-- start --

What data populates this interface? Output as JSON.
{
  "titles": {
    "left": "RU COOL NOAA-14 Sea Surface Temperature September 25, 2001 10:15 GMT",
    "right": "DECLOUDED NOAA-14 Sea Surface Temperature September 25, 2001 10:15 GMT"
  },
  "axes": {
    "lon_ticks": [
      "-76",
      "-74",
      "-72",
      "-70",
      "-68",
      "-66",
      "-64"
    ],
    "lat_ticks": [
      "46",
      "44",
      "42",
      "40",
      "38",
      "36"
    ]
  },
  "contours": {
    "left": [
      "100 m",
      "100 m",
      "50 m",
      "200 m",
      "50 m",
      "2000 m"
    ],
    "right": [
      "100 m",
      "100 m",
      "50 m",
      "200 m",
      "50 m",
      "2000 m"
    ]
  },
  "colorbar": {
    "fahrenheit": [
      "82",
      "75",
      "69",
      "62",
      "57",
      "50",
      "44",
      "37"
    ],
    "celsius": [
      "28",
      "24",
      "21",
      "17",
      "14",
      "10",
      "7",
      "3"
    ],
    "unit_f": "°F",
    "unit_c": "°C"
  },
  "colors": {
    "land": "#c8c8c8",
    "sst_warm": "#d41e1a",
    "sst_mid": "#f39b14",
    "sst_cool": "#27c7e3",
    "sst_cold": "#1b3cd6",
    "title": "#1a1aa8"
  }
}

-- end --

» TASK GOAL
Retype all of the material, keeping each line exact.

» REPLY
What data populates this interface? Output as JSON.
{
  "titles": {
    "left": "RU COOL NOAA-14 Sea Surface Temperature September 25, 2001 10:15 GMT",
    "right": "DECLOUDED NOAA-14 Sea Surface Temperature September 25, 2001 10:15 GMT"
  },
  "axes": {
    "lon_ticks": [
      "-76",
      "-74",
      "-72",
      "-70",
      "-68",
      "-66",
      "-64"
    ],
    "lat_ticks": [
      "46",
      "44",
      "42",
      "40",
      "38",
      "36"
    ]
  },
  "contours": {
    "left": [
      "100 m",
      "100 m",
      "50 m",
      "200 m",
      "50 m",
      "2000 m"
    ],
    "right": [
      "100 m",
      "100 m",
      "50 m",
      "200 m",
      "50 m",
      "2000 m"
    ]
  },
  "colorbar": {
    "fahrenheit": [
      "82",
      "75",
      "69",
      "62",
      "57",
      "50",
      "44",
      "37"
    ],
    "celsius": [
      "28",
      "24",
      "21",
      "17",
      "14",
      "10",
      "7",
      "3"
    ],
    "unit_f": "°F",
    "unit_c": "°C"
  },
  "colors": {
    "land": "#c8c8c8",
    "sst_warm": "#d41e1a",
    "sst_mid": "#f39b14",
    "sst_cool": "#27c7e3",
    "sst_cold": "#1b3cd6",
    "title": "#1a1aa8"
  }
}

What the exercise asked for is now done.